● **EXERCISE TASK**
Search the records for "speed". Copy every line where it appears.

-- START --

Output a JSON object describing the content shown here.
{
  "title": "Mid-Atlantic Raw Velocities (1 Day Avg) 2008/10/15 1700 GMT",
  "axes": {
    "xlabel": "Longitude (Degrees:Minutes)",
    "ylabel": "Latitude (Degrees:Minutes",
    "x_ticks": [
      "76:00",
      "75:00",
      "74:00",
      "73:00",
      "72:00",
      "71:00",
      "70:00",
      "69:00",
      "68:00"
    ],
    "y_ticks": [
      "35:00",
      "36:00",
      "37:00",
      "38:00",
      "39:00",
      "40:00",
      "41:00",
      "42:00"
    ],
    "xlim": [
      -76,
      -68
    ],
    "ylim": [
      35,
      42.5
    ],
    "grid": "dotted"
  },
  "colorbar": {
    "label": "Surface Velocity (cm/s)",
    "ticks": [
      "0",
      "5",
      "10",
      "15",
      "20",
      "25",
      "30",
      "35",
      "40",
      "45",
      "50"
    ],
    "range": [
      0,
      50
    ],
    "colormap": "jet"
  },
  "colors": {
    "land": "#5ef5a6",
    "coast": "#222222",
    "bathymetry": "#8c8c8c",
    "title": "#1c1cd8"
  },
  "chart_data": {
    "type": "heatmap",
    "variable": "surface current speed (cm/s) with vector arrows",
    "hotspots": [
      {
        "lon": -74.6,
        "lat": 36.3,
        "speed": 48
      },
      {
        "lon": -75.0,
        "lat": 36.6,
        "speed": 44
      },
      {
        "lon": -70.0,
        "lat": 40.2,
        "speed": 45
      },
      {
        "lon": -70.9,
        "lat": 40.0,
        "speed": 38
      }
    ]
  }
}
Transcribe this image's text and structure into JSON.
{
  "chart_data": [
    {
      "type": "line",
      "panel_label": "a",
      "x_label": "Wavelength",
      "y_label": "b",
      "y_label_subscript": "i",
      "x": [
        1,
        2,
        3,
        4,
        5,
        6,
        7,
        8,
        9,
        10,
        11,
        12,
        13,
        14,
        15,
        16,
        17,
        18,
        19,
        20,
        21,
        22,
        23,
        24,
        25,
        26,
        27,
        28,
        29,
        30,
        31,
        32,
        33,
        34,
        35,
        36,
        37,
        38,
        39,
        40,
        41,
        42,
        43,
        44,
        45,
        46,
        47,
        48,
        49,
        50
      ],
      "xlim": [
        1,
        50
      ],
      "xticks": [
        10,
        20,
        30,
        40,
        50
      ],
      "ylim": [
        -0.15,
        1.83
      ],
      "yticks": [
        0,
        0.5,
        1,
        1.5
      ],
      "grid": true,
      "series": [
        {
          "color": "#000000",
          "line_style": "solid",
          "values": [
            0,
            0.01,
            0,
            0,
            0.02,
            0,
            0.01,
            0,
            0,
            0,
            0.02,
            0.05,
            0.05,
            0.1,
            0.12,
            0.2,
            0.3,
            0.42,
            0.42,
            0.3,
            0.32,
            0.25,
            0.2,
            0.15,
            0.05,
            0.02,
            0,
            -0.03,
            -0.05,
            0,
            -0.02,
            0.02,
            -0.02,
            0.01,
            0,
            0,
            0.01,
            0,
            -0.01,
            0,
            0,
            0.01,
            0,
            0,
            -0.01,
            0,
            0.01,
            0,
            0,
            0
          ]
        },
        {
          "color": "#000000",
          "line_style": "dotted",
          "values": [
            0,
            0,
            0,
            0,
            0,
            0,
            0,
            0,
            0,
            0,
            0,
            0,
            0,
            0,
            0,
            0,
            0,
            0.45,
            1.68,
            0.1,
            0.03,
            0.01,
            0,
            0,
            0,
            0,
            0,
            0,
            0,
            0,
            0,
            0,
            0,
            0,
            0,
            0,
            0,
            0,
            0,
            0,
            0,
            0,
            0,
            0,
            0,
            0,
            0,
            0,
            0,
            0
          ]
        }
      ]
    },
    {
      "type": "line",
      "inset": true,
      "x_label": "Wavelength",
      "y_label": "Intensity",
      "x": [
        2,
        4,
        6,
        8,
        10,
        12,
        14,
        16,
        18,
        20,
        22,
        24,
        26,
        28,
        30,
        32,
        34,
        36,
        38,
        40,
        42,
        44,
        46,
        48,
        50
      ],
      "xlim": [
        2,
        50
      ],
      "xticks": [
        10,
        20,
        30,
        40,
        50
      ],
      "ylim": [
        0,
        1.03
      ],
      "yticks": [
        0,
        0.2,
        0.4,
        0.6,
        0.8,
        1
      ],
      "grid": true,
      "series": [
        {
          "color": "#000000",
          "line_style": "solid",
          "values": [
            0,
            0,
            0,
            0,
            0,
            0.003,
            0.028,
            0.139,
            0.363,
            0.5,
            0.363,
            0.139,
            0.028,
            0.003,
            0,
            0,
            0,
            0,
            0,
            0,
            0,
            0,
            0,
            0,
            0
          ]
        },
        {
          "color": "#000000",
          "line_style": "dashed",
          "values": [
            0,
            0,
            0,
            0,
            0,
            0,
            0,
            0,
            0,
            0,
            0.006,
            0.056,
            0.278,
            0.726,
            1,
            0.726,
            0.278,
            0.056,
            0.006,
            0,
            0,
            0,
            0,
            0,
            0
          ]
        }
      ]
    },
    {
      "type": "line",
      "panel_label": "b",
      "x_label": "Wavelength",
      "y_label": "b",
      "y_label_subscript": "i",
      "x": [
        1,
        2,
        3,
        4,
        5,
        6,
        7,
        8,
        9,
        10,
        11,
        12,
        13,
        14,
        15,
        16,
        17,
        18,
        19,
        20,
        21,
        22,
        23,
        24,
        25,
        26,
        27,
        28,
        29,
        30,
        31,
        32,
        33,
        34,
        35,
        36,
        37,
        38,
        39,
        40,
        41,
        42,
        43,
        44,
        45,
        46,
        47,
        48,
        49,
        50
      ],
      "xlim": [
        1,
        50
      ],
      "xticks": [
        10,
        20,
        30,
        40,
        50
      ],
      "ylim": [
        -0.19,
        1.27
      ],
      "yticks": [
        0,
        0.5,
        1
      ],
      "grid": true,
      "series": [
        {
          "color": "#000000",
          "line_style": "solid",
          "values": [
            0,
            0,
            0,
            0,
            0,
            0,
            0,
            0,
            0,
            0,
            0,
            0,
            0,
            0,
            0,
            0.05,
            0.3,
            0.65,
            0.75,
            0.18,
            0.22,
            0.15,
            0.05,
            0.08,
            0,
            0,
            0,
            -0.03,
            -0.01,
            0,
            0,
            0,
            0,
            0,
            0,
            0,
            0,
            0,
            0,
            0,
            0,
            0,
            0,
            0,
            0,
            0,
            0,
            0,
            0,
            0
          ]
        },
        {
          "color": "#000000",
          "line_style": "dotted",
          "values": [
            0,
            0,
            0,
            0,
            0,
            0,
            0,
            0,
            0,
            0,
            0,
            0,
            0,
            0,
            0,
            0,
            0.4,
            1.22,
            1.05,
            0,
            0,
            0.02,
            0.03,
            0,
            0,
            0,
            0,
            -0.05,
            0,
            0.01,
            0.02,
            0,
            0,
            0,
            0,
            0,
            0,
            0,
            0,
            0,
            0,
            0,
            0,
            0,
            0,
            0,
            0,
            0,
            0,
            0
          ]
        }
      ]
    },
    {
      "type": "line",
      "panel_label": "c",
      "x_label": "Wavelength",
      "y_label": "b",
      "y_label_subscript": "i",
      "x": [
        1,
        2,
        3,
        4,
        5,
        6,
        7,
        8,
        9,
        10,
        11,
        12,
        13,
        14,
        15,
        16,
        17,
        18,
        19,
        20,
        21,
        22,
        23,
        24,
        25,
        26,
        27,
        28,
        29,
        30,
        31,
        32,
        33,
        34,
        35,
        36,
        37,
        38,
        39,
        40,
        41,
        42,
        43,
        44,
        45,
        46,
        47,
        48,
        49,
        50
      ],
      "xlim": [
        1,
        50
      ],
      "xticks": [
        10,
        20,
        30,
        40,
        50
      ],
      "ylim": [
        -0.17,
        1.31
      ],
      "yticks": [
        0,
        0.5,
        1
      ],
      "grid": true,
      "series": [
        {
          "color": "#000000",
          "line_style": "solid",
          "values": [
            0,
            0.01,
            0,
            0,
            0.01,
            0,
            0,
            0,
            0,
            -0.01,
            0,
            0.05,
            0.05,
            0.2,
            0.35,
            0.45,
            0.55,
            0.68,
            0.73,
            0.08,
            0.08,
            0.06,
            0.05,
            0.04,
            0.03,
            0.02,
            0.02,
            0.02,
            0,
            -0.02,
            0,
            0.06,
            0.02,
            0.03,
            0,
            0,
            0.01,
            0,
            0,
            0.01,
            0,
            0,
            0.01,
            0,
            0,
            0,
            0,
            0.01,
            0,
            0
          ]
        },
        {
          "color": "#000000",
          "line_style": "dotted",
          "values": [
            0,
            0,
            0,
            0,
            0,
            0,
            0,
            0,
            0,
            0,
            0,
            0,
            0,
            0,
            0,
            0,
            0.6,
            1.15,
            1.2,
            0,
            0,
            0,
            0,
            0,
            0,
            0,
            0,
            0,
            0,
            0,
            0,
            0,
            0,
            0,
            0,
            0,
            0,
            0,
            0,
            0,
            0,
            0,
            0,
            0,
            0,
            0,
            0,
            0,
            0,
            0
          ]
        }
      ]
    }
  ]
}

-- END --

● **CORRECT RESPONSE**
    "variable": "surface current speed (cm/s) with vector arrows",
        "speed": 48
        "speed": 44
        "speed": 45
        "speed": 38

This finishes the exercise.